*GIVEN EXERCISE*: Present each line of the entries below that holds the word "ffffff".

*DATA PROVIDED*:
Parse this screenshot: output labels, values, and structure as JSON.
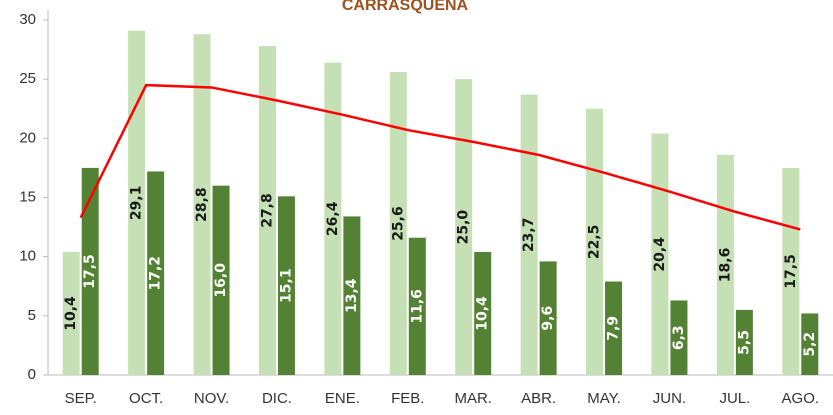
{
  "chart_data": {
    "type": "bar",
    "title": "CARRASQUEÑA",
    "categories": [
      "SEP.",
      "OCT.",
      "NOV.",
      "DIC.",
      "ENE.",
      "FEB.",
      "MAR.",
      "ABR.",
      "MAY.",
      "JUN.",
      "JUL.",
      "AGO."
    ],
    "series": [
      {
        "color": "#c5e0b4",
        "label_color": "#1a1a1a",
        "values": [
          10.4,
          29.1,
          28.8,
          27.8,
          26.4,
          25.6,
          25.0,
          23.7,
          22.5,
          20.4,
          18.6,
          17.5
        ],
        "value_labels": [
          "10,4",
          "29,1",
          "28,8",
          "27,8",
          "26,4",
          "25,6",
          "25,0",
          "23,7",
          "22,5",
          "20,4",
          "18,6",
          "17,5"
        ]
      },
      {
        "color": "#548235",
        "label_color": "#ffffff",
        "values": [
          17.5,
          17.2,
          16.0,
          15.1,
          13.4,
          11.6,
          10.4,
          9.6,
          7.9,
          6.3,
          5.5,
          5.2
        ],
        "value_labels": [
          "17,5",
          "17,2",
          "16,0",
          "15,1",
          "13,4",
          "11,6",
          "10,4",
          "9,6",
          "7,9",
          "6,3",
          "5,5",
          "5,2"
        ]
      },
      {
        "type": "line",
        "color": "#ff0000",
        "values": [
          13.3,
          24.5,
          24.3,
          23.2,
          22.0,
          20.7,
          19.7,
          18.6,
          17.1,
          15.5,
          13.8,
          12.3
        ]
      }
    ],
    "ylim": [
      0,
      30
    ],
    "yticks": [
      0,
      5,
      10,
      15,
      20,
      25,
      30
    ]
  }
}
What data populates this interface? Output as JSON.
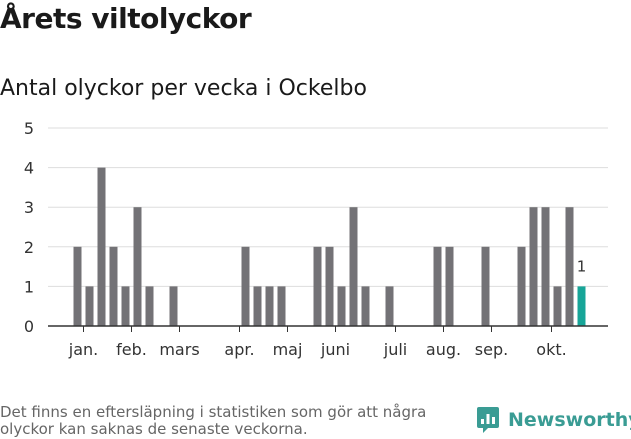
{
  "title": "Årets viltolyckor",
  "subtitle": "Antal olyckor per vecka i Ockelbo",
  "footnote": "Det finns en eftersläpning i statistiken som gör att några olyckor kan saknas de senaste veckorna.",
  "brand": {
    "name": "Newsworthy",
    "icon": "newsworthy-logo-icon"
  },
  "colors": {
    "bar": "#737276",
    "highlight": "#17a598",
    "grid": "#dddddd",
    "axis": "#333333"
  },
  "chart_data": {
    "type": "bar",
    "x": [
      1,
      2,
      3,
      4,
      5,
      6,
      7,
      8,
      9,
      10,
      11,
      12,
      13,
      14,
      15,
      16,
      17,
      18,
      19,
      20,
      21,
      22,
      23,
      24,
      25,
      26,
      27,
      28,
      29,
      30,
      31,
      32,
      33,
      34,
      35,
      36,
      37,
      38,
      39,
      40,
      41,
      42
    ],
    "values": [
      2,
      1,
      4,
      2,
      1,
      3,
      1,
      0,
      1,
      0,
      0,
      0,
      0,
      0,
      2,
      1,
      1,
      1,
      0,
      0,
      2,
      2,
      1,
      3,
      1,
      0,
      1,
      0,
      0,
      0,
      2,
      2,
      0,
      0,
      2,
      0,
      0,
      2,
      3,
      3,
      1,
      3
    ],
    "highlight": {
      "x": 43,
      "value": 1,
      "label": "1"
    },
    "xlim": [
      1,
      44
    ],
    "ylim": [
      0,
      5
    ],
    "yticks": [
      "0",
      "1",
      "2",
      "3",
      "4",
      "5"
    ],
    "month_labels": [
      {
        "label": "jan.",
        "x": 1.5
      },
      {
        "label": "feb.",
        "x": 5.5
      },
      {
        "label": "mars",
        "x": 9.5
      },
      {
        "label": "apr.",
        "x": 14.5
      },
      {
        "label": "maj",
        "x": 18.5
      },
      {
        "label": "juni",
        "x": 22.5
      },
      {
        "label": "juli",
        "x": 27.5
      },
      {
        "label": "aug.",
        "x": 31.5
      },
      {
        "label": "sep.",
        "x": 35.5
      },
      {
        "label": "okt.",
        "x": 40.5
      }
    ],
    "grid": true
  }
}
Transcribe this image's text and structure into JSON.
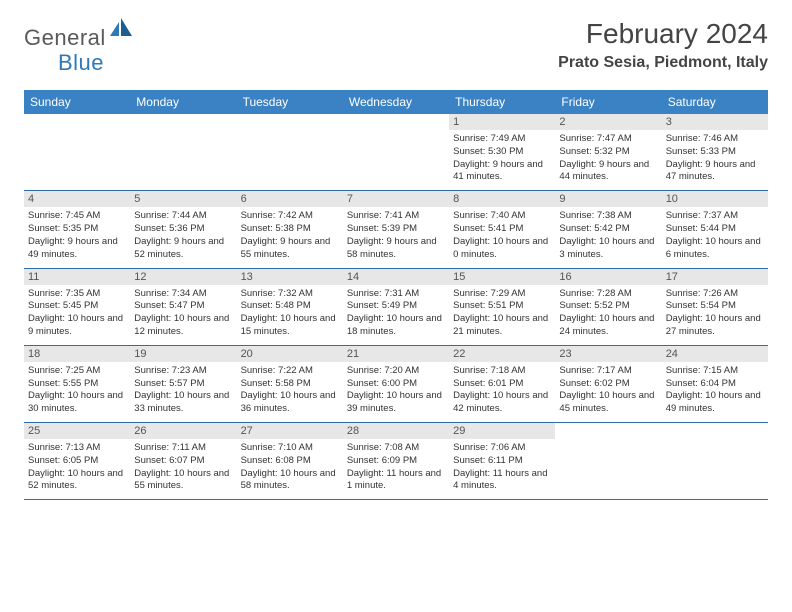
{
  "brand": {
    "name_part1": "General",
    "name_part2": "Blue",
    "color_general": "#5a5a5a",
    "color_blue": "#2e79b8"
  },
  "title": "February 2024",
  "location": "Prato Sesia, Piedmont, Italy",
  "theme": {
    "header_bg": "#3a82c4",
    "header_text": "#ffffff",
    "daynum_bg": "#e7e7e7",
    "border_color": "#2f6fa8",
    "body_text": "#333333",
    "title_fontsize": 28,
    "location_fontsize": 16,
    "weekday_fontsize": 12,
    "daynum_fontsize": 11,
    "info_fontsize": 9.5
  },
  "weekdays": [
    "Sunday",
    "Monday",
    "Tuesday",
    "Wednesday",
    "Thursday",
    "Friday",
    "Saturday"
  ],
  "weeks": [
    [
      {
        "n": "",
        "sunrise": "",
        "sunset": "",
        "daylight": "",
        "empty": true
      },
      {
        "n": "",
        "sunrise": "",
        "sunset": "",
        "daylight": "",
        "empty": true
      },
      {
        "n": "",
        "sunrise": "",
        "sunset": "",
        "daylight": "",
        "empty": true
      },
      {
        "n": "",
        "sunrise": "",
        "sunset": "",
        "daylight": "",
        "empty": true
      },
      {
        "n": "1",
        "sunrise": "Sunrise: 7:49 AM",
        "sunset": "Sunset: 5:30 PM",
        "daylight": "Daylight: 9 hours and 41 minutes."
      },
      {
        "n": "2",
        "sunrise": "Sunrise: 7:47 AM",
        "sunset": "Sunset: 5:32 PM",
        "daylight": "Daylight: 9 hours and 44 minutes."
      },
      {
        "n": "3",
        "sunrise": "Sunrise: 7:46 AM",
        "sunset": "Sunset: 5:33 PM",
        "daylight": "Daylight: 9 hours and 47 minutes."
      }
    ],
    [
      {
        "n": "4",
        "sunrise": "Sunrise: 7:45 AM",
        "sunset": "Sunset: 5:35 PM",
        "daylight": "Daylight: 9 hours and 49 minutes."
      },
      {
        "n": "5",
        "sunrise": "Sunrise: 7:44 AM",
        "sunset": "Sunset: 5:36 PM",
        "daylight": "Daylight: 9 hours and 52 minutes."
      },
      {
        "n": "6",
        "sunrise": "Sunrise: 7:42 AM",
        "sunset": "Sunset: 5:38 PM",
        "daylight": "Daylight: 9 hours and 55 minutes."
      },
      {
        "n": "7",
        "sunrise": "Sunrise: 7:41 AM",
        "sunset": "Sunset: 5:39 PM",
        "daylight": "Daylight: 9 hours and 58 minutes."
      },
      {
        "n": "8",
        "sunrise": "Sunrise: 7:40 AM",
        "sunset": "Sunset: 5:41 PM",
        "daylight": "Daylight: 10 hours and 0 minutes."
      },
      {
        "n": "9",
        "sunrise": "Sunrise: 7:38 AM",
        "sunset": "Sunset: 5:42 PM",
        "daylight": "Daylight: 10 hours and 3 minutes."
      },
      {
        "n": "10",
        "sunrise": "Sunrise: 7:37 AM",
        "sunset": "Sunset: 5:44 PM",
        "daylight": "Daylight: 10 hours and 6 minutes."
      }
    ],
    [
      {
        "n": "11",
        "sunrise": "Sunrise: 7:35 AM",
        "sunset": "Sunset: 5:45 PM",
        "daylight": "Daylight: 10 hours and 9 minutes."
      },
      {
        "n": "12",
        "sunrise": "Sunrise: 7:34 AM",
        "sunset": "Sunset: 5:47 PM",
        "daylight": "Daylight: 10 hours and 12 minutes."
      },
      {
        "n": "13",
        "sunrise": "Sunrise: 7:32 AM",
        "sunset": "Sunset: 5:48 PM",
        "daylight": "Daylight: 10 hours and 15 minutes."
      },
      {
        "n": "14",
        "sunrise": "Sunrise: 7:31 AM",
        "sunset": "Sunset: 5:49 PM",
        "daylight": "Daylight: 10 hours and 18 minutes."
      },
      {
        "n": "15",
        "sunrise": "Sunrise: 7:29 AM",
        "sunset": "Sunset: 5:51 PM",
        "daylight": "Daylight: 10 hours and 21 minutes."
      },
      {
        "n": "16",
        "sunrise": "Sunrise: 7:28 AM",
        "sunset": "Sunset: 5:52 PM",
        "daylight": "Daylight: 10 hours and 24 minutes."
      },
      {
        "n": "17",
        "sunrise": "Sunrise: 7:26 AM",
        "sunset": "Sunset: 5:54 PM",
        "daylight": "Daylight: 10 hours and 27 minutes."
      }
    ],
    [
      {
        "n": "18",
        "sunrise": "Sunrise: 7:25 AM",
        "sunset": "Sunset: 5:55 PM",
        "daylight": "Daylight: 10 hours and 30 minutes."
      },
      {
        "n": "19",
        "sunrise": "Sunrise: 7:23 AM",
        "sunset": "Sunset: 5:57 PM",
        "daylight": "Daylight: 10 hours and 33 minutes."
      },
      {
        "n": "20",
        "sunrise": "Sunrise: 7:22 AM",
        "sunset": "Sunset: 5:58 PM",
        "daylight": "Daylight: 10 hours and 36 minutes."
      },
      {
        "n": "21",
        "sunrise": "Sunrise: 7:20 AM",
        "sunset": "Sunset: 6:00 PM",
        "daylight": "Daylight: 10 hours and 39 minutes."
      },
      {
        "n": "22",
        "sunrise": "Sunrise: 7:18 AM",
        "sunset": "Sunset: 6:01 PM",
        "daylight": "Daylight: 10 hours and 42 minutes."
      },
      {
        "n": "23",
        "sunrise": "Sunrise: 7:17 AM",
        "sunset": "Sunset: 6:02 PM",
        "daylight": "Daylight: 10 hours and 45 minutes."
      },
      {
        "n": "24",
        "sunrise": "Sunrise: 7:15 AM",
        "sunset": "Sunset: 6:04 PM",
        "daylight": "Daylight: 10 hours and 49 minutes."
      }
    ],
    [
      {
        "n": "25",
        "sunrise": "Sunrise: 7:13 AM",
        "sunset": "Sunset: 6:05 PM",
        "daylight": "Daylight: 10 hours and 52 minutes."
      },
      {
        "n": "26",
        "sunrise": "Sunrise: 7:11 AM",
        "sunset": "Sunset: 6:07 PM",
        "daylight": "Daylight: 10 hours and 55 minutes."
      },
      {
        "n": "27",
        "sunrise": "Sunrise: 7:10 AM",
        "sunset": "Sunset: 6:08 PM",
        "daylight": "Daylight: 10 hours and 58 minutes."
      },
      {
        "n": "28",
        "sunrise": "Sunrise: 7:08 AM",
        "sunset": "Sunset: 6:09 PM",
        "daylight": "Daylight: 11 hours and 1 minute."
      },
      {
        "n": "29",
        "sunrise": "Sunrise: 7:06 AM",
        "sunset": "Sunset: 6:11 PM",
        "daylight": "Daylight: 11 hours and 4 minutes."
      },
      {
        "n": "",
        "sunrise": "",
        "sunset": "",
        "daylight": "",
        "empty": true
      },
      {
        "n": "",
        "sunrise": "",
        "sunset": "",
        "daylight": "",
        "empty": true
      }
    ]
  ]
}
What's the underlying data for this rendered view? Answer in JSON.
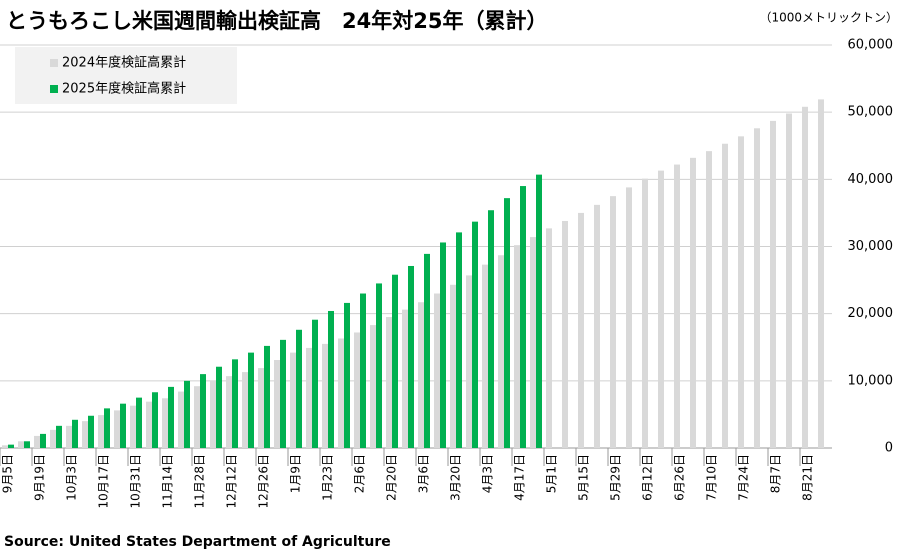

*CORRECT RESPONSE*:
        "label_color": "#ffffff",
    "header_text": "#ffffff",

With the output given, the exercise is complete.